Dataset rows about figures
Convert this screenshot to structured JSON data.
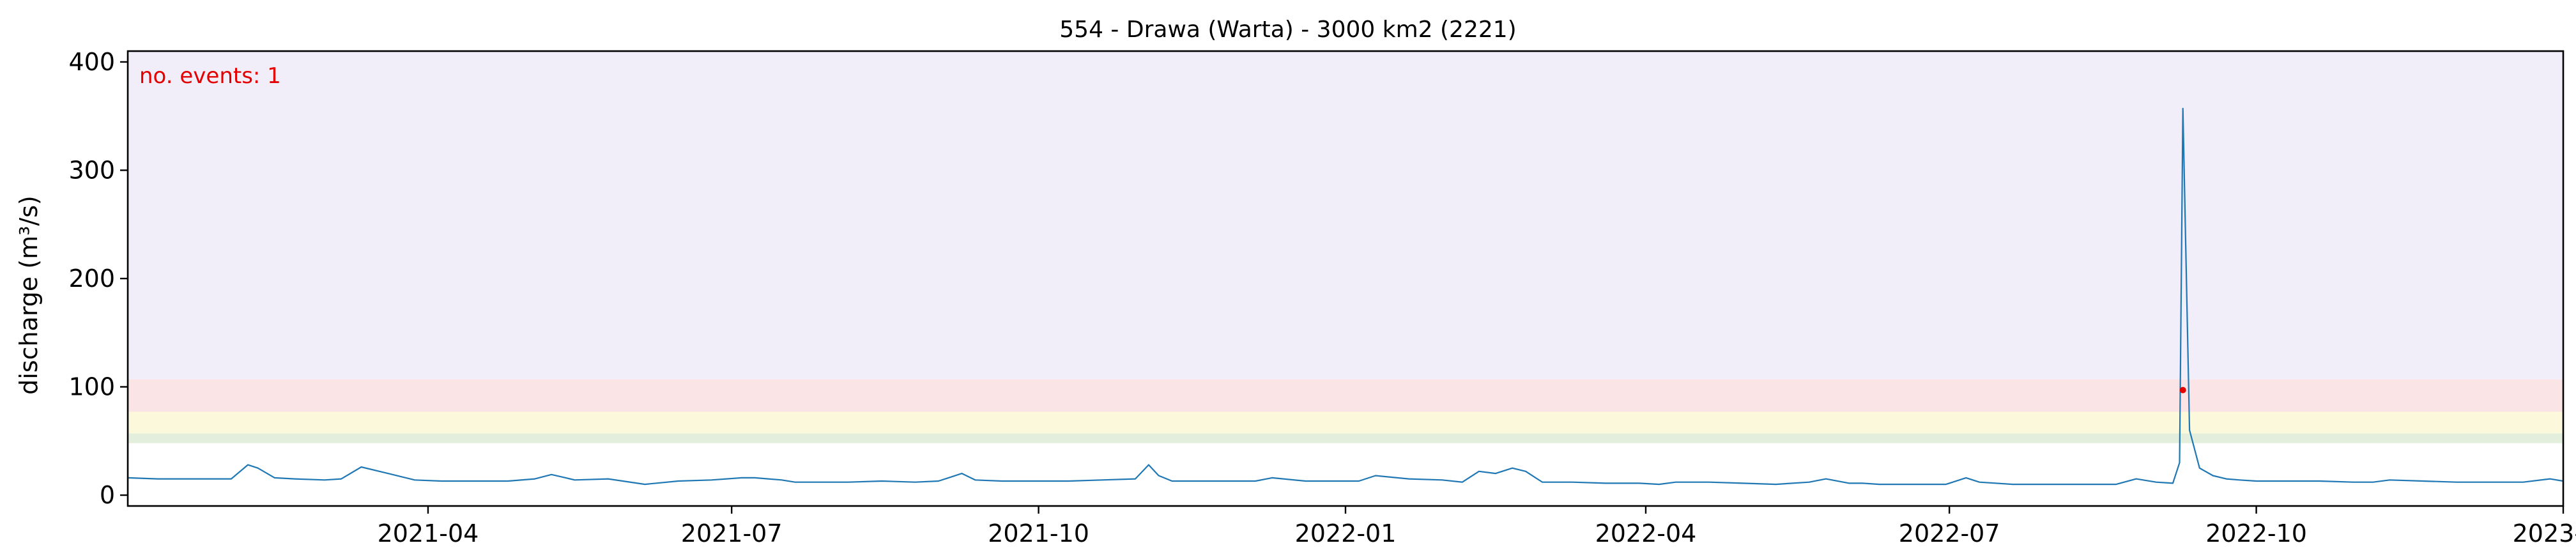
{
  "chart_data": {
    "type": "line",
    "title": "554 - Drawa (Warta) - 3000 km2 (2221)",
    "xlabel": "",
    "ylabel": "discharge (m³/s)",
    "annotation": "no. events: 1",
    "xlim": [
      "2021-01-01",
      "2023-01-01"
    ],
    "ylim": [
      -10,
      410
    ],
    "x_ticks": [
      "2021-04-01",
      "2021-07-01",
      "2021-10-01",
      "2022-01-01",
      "2022-04-01",
      "2022-07-01",
      "2022-10-01",
      "2023-01-01"
    ],
    "x_tick_labels": [
      "2021-04",
      "2021-07",
      "2021-10",
      "2022-01",
      "2022-04",
      "2022-07",
      "2022-10",
      "2023-01"
    ],
    "y_ticks": [
      0,
      100,
      200,
      300,
      400
    ],
    "y_tick_labels": [
      "0",
      "100",
      "200",
      "300",
      "400"
    ],
    "bands": [
      {
        "from": 48,
        "to": 57,
        "color": "#e3efdc"
      },
      {
        "from": 57,
        "to": 77,
        "color": "#fbf8dc"
      },
      {
        "from": 77,
        "to": 107,
        "color": "#fbe4e6"
      },
      {
        "from": 107,
        "to": 410,
        "color": "#f1eefa"
      }
    ],
    "series": [
      {
        "color": "#1f77b4",
        "x": [
          "2021-01-01",
          "2021-01-10",
          "2021-01-20",
          "2021-02-01",
          "2021-02-06",
          "2021-02-09",
          "2021-02-14",
          "2021-02-20",
          "2021-03-01",
          "2021-03-06",
          "2021-03-12",
          "2021-03-20",
          "2021-03-28",
          "2021-04-05",
          "2021-04-15",
          "2021-04-25",
          "2021-05-03",
          "2021-05-08",
          "2021-05-15",
          "2021-05-25",
          "2021-06-05",
          "2021-06-15",
          "2021-06-25",
          "2021-07-04",
          "2021-07-08",
          "2021-07-12",
          "2021-07-16",
          "2021-07-20",
          "2021-07-25",
          "2021-08-05",
          "2021-08-15",
          "2021-08-25",
          "2021-09-01",
          "2021-09-04",
          "2021-09-08",
          "2021-09-12",
          "2021-09-20",
          "2021-10-01",
          "2021-10-10",
          "2021-10-20",
          "2021-10-30",
          "2021-11-03",
          "2021-11-06",
          "2021-11-10",
          "2021-11-20",
          "2021-11-30",
          "2021-12-05",
          "2021-12-10",
          "2021-12-20",
          "2021-12-30",
          "2022-01-05",
          "2022-01-10",
          "2022-01-20",
          "2022-01-30",
          "2022-02-05",
          "2022-02-10",
          "2022-02-15",
          "2022-02-20",
          "2022-02-24",
          "2022-03-01",
          "2022-03-10",
          "2022-03-20",
          "2022-03-30",
          "2022-04-05",
          "2022-04-10",
          "2022-04-20",
          "2022-04-30",
          "2022-05-10",
          "2022-05-20",
          "2022-05-25",
          "2022-06-01",
          "2022-06-05",
          "2022-06-10",
          "2022-06-20",
          "2022-06-30",
          "2022-07-06",
          "2022-07-10",
          "2022-07-20",
          "2022-07-30",
          "2022-08-10",
          "2022-08-20",
          "2022-08-26",
          "2022-09-01",
          "2022-09-06",
          "2022-09-08",
          "2022-09-09",
          "2022-09-11",
          "2022-09-14",
          "2022-09-18",
          "2022-09-22",
          "2022-09-26",
          "2022-10-01",
          "2022-10-10",
          "2022-10-20",
          "2022-10-30",
          "2022-11-05",
          "2022-11-10",
          "2022-11-20",
          "2022-11-30",
          "2022-12-10",
          "2022-12-20",
          "2022-12-28",
          "2023-01-01"
        ],
        "y": [
          16,
          15,
          15,
          15,
          28,
          25,
          16,
          15,
          14,
          15,
          26,
          20,
          14,
          13,
          13,
          13,
          15,
          19,
          14,
          15,
          10,
          13,
          14,
          16,
          16,
          15,
          14,
          12,
          12,
          12,
          13,
          12,
          13,
          16,
          20,
          14,
          13,
          13,
          13,
          14,
          15,
          28,
          18,
          13,
          13,
          13,
          13,
          16,
          13,
          13,
          13,
          18,
          15,
          14,
          12,
          22,
          20,
          25,
          22,
          12,
          12,
          11,
          11,
          10,
          12,
          12,
          11,
          10,
          12,
          15,
          11,
          11,
          10,
          10,
          10,
          16,
          12,
          10,
          10,
          10,
          10,
          15,
          12,
          11,
          30,
          357,
          60,
          25,
          18,
          15,
          14,
          13,
          13,
          13,
          12,
          12,
          14,
          13,
          12,
          12,
          12,
          15,
          13
        ]
      }
    ],
    "events": [
      {
        "x": "2022-09-09",
        "y": 97,
        "color": "#e30000"
      }
    ]
  }
}
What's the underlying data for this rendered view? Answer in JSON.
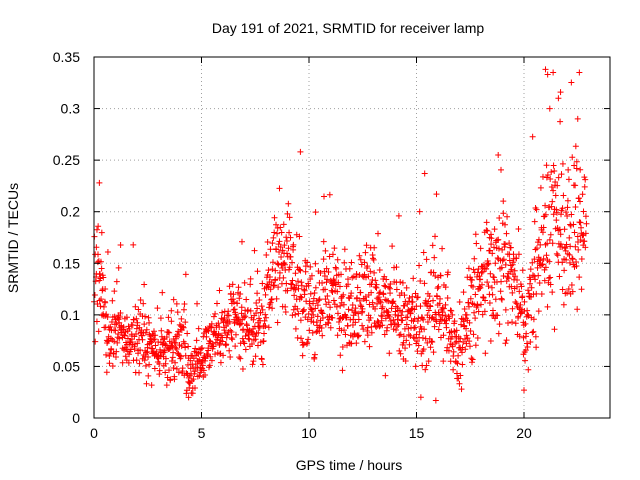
{
  "chart_data": {
    "type": "scatter",
    "title": "Day 191 of 2021, SRMTID for receiver lamp",
    "xlabel": "GPS time / hours",
    "ylabel": "SRMTID / TECUs",
    "xlim": [
      0,
      24
    ],
    "ylim": [
      0,
      0.35
    ],
    "xticks": [
      0,
      5,
      10,
      15,
      20
    ],
    "xtick_labels": [
      "0",
      "5",
      "10",
      "15",
      "20"
    ],
    "yticks": [
      0,
      0.05,
      0.1,
      0.15,
      0.2,
      0.25,
      0.3,
      0.35
    ],
    "ytick_labels": [
      "0",
      "0.05",
      "0.1",
      "0.15",
      "0.2",
      "0.25",
      "0.3",
      "0.35"
    ],
    "grid": true,
    "marker": "+",
    "series_color": "#ff0000",
    "x_range_data": [
      0,
      22.9
    ],
    "trend": [
      {
        "x": 0.0,
        "y": 0.12,
        "spread": 0.06
      },
      {
        "x": 0.3,
        "y": 0.15,
        "spread": 0.07
      },
      {
        "x": 0.6,
        "y": 0.08,
        "spread": 0.04
      },
      {
        "x": 1.0,
        "y": 0.09,
        "spread": 0.05
      },
      {
        "x": 1.5,
        "y": 0.07,
        "spread": 0.03
      },
      {
        "x": 2.0,
        "y": 0.08,
        "spread": 0.04
      },
      {
        "x": 3.0,
        "y": 0.065,
        "spread": 0.03
      },
      {
        "x": 4.0,
        "y": 0.07,
        "spread": 0.04
      },
      {
        "x": 4.5,
        "y": 0.05,
        "spread": 0.03
      },
      {
        "x": 5.0,
        "y": 0.055,
        "spread": 0.03
      },
      {
        "x": 5.5,
        "y": 0.08,
        "spread": 0.04
      },
      {
        "x": 6.5,
        "y": 0.09,
        "spread": 0.04
      },
      {
        "x": 7.5,
        "y": 0.08,
        "spread": 0.04
      },
      {
        "x": 8.0,
        "y": 0.11,
        "spread": 0.06
      },
      {
        "x": 8.5,
        "y": 0.15,
        "spread": 0.05
      },
      {
        "x": 9.0,
        "y": 0.16,
        "spread": 0.06
      },
      {
        "x": 9.5,
        "y": 0.12,
        "spread": 0.06
      },
      {
        "x": 10.0,
        "y": 0.1,
        "spread": 0.05
      },
      {
        "x": 11.0,
        "y": 0.12,
        "spread": 0.05
      },
      {
        "x": 12.0,
        "y": 0.11,
        "spread": 0.05
      },
      {
        "x": 12.8,
        "y": 0.13,
        "spread": 0.06
      },
      {
        "x": 13.5,
        "y": 0.1,
        "spread": 0.05
      },
      {
        "x": 14.5,
        "y": 0.09,
        "spread": 0.04
      },
      {
        "x": 15.5,
        "y": 0.1,
        "spread": 0.06
      },
      {
        "x": 16.0,
        "y": 0.12,
        "spread": 0.06
      },
      {
        "x": 16.5,
        "y": 0.08,
        "spread": 0.04
      },
      {
        "x": 17.0,
        "y": 0.07,
        "spread": 0.04
      },
      {
        "x": 17.5,
        "y": 0.1,
        "spread": 0.05
      },
      {
        "x": 18.5,
        "y": 0.14,
        "spread": 0.07
      },
      {
        "x": 19.0,
        "y": 0.16,
        "spread": 0.07
      },
      {
        "x": 19.5,
        "y": 0.13,
        "spread": 0.06
      },
      {
        "x": 20.0,
        "y": 0.09,
        "spread": 0.05
      },
      {
        "x": 20.5,
        "y": 0.12,
        "spread": 0.07
      },
      {
        "x": 21.0,
        "y": 0.18,
        "spread": 0.08
      },
      {
        "x": 21.5,
        "y": 0.2,
        "spread": 0.09
      },
      {
        "x": 22.0,
        "y": 0.17,
        "spread": 0.08
      },
      {
        "x": 22.5,
        "y": 0.18,
        "spread": 0.08
      },
      {
        "x": 22.9,
        "y": 0.19,
        "spread": 0.06
      }
    ],
    "outliers": [
      {
        "x": 21.0,
        "y": 0.338
      },
      {
        "x": 21.1,
        "y": 0.333
      },
      {
        "x": 21.6,
        "y": 0.31
      },
      {
        "x": 21.7,
        "y": 0.316
      },
      {
        "x": 21.2,
        "y": 0.3
      },
      {
        "x": 22.5,
        "y": 0.29
      },
      {
        "x": 9.6,
        "y": 0.258
      },
      {
        "x": 18.8,
        "y": 0.255
      },
      {
        "x": 0.25,
        "y": 0.228
      },
      {
        "x": 4.4,
        "y": 0.02
      },
      {
        "x": 15.9,
        "y": 0.017
      },
      {
        "x": 20.0,
        "y": 0.027
      }
    ]
  }
}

- **The request**:
Extract every line from the records above that contains the word "SRMTID".

- **Result**:
    "title": "Day 191 of 2021, SRMTID for receiver lamp",
    "ylabel": "SRMTID / TECUs",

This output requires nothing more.